• What needs to be done:
Show every line below where "广告销售部" can be found.
## Start Source data
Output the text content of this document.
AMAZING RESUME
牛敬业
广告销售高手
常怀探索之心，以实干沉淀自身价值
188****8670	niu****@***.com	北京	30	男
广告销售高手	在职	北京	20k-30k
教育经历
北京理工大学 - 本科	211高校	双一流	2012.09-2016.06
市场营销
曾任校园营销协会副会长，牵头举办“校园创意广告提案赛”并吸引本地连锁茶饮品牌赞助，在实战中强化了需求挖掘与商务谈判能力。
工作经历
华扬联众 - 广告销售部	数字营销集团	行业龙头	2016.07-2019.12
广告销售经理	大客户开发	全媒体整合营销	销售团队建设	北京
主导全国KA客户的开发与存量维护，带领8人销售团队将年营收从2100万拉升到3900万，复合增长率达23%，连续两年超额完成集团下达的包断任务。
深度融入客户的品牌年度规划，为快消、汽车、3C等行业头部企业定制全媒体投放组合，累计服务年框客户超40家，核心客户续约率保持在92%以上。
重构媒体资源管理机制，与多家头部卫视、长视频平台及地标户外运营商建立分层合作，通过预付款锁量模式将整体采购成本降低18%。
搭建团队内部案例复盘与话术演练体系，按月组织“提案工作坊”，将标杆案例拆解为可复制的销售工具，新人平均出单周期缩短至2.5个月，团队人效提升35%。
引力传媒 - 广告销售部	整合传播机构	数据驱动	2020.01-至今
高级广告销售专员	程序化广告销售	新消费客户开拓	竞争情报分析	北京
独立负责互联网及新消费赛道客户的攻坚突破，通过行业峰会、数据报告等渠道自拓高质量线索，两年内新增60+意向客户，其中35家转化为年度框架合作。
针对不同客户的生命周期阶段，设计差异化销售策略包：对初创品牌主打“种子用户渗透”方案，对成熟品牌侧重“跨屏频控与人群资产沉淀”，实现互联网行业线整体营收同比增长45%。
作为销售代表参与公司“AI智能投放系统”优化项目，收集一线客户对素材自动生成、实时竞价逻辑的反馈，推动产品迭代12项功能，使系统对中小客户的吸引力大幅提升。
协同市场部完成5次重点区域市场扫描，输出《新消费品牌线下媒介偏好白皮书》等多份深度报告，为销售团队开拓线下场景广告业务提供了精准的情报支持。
## End Source data
• Final result:
华扬联众 - 广告销售部	数字营销集团	行业龙头	2016.07-2019.12
引力传媒 - 广告销售部	整合传播机构	数据驱动	2020.01-至今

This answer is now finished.